* START *

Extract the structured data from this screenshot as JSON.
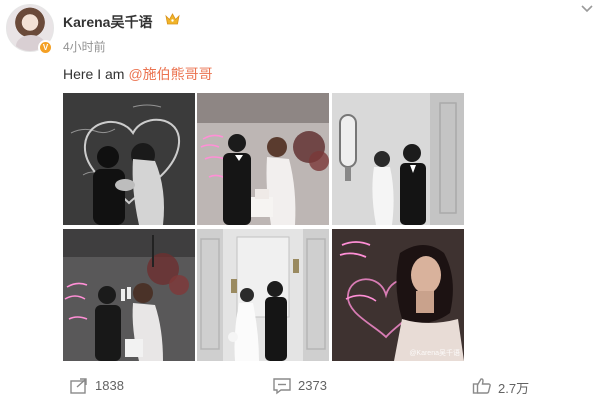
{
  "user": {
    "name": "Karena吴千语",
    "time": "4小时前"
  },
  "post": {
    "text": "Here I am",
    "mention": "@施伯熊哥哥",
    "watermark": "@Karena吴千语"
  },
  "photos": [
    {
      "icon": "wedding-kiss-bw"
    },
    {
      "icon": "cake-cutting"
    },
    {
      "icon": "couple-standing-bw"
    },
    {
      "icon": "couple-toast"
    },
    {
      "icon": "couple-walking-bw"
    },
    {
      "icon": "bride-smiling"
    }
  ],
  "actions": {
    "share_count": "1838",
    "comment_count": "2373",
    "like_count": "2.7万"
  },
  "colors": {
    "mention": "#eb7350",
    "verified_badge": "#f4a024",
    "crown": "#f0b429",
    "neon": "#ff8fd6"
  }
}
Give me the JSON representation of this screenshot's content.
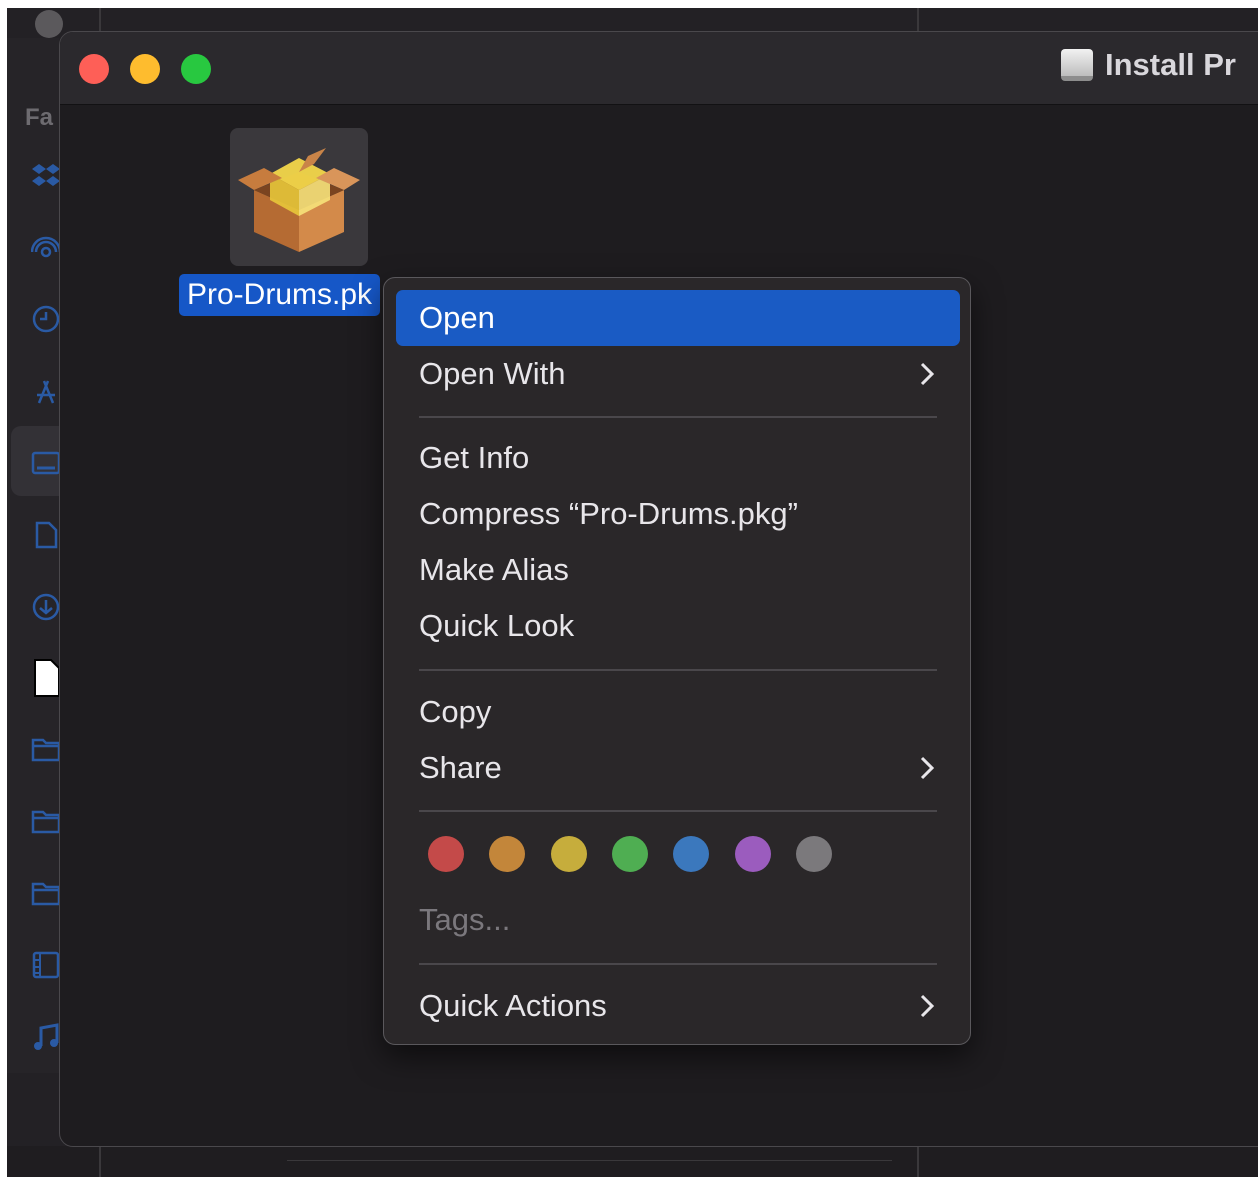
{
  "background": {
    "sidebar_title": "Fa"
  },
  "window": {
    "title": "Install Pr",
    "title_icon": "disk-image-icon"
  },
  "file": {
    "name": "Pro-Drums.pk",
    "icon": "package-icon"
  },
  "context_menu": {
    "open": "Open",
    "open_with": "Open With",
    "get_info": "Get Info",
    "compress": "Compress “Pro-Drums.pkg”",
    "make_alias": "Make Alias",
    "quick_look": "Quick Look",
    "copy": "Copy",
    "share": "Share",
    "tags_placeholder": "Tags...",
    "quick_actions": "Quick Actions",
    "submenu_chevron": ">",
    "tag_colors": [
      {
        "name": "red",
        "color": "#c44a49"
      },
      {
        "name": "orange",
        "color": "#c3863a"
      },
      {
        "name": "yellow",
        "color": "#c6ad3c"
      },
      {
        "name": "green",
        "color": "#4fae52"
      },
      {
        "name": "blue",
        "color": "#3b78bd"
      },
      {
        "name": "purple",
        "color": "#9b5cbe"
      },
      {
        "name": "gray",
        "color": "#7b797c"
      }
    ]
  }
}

* END *

Repeat each entry exactly as given; no pictures belong in the copy.

Extract the structured data from this screenshot as JSON.
{
  "user": {
    "name": "Karena吴千语",
    "time": "4小时前"
  },
  "post": {
    "text": "Here I am",
    "mention": "@施伯熊哥哥",
    "watermark": "@Karena吴千语"
  },
  "photos": [
    {
      "icon": "wedding-kiss-bw"
    },
    {
      "icon": "cake-cutting"
    },
    {
      "icon": "couple-standing-bw"
    },
    {
      "icon": "couple-toast"
    },
    {
      "icon": "couple-walking-bw"
    },
    {
      "icon": "bride-smiling"
    }
  ],
  "actions": {
    "share_count": "1838",
    "comment_count": "2373",
    "like_count": "2.7万"
  },
  "colors": {
    "mention": "#eb7350",
    "verified_badge": "#f4a024",
    "crown": "#f0b429",
    "neon": "#ff8fd6"
  }
}
Give me the JSON representation of this screenshot's content.
{
  "background": {
    "sidebar_title": "Fa"
  },
  "window": {
    "title": "Install Pr",
    "title_icon": "disk-image-icon"
  },
  "file": {
    "name": "Pro-Drums.pk",
    "icon": "package-icon"
  },
  "context_menu": {
    "open": "Open",
    "open_with": "Open With",
    "get_info": "Get Info",
    "compress": "Compress “Pro-Drums.pkg”",
    "make_alias": "Make Alias",
    "quick_look": "Quick Look",
    "copy": "Copy",
    "share": "Share",
    "tags_placeholder": "Tags...",
    "quick_actions": "Quick Actions",
    "submenu_chevron": ">",
    "tag_colors": [
      {
        "name": "red",
        "color": "#c44a49"
      },
      {
        "name": "orange",
        "color": "#c3863a"
      },
      {
        "name": "yellow",
        "color": "#c6ad3c"
      },
      {
        "name": "green",
        "color": "#4fae52"
      },
      {
        "name": "blue",
        "color": "#3b78bd"
      },
      {
        "name": "purple",
        "color": "#9b5cbe"
      },
      {
        "name": "gray",
        "color": "#7b797c"
      }
    ]
  }
}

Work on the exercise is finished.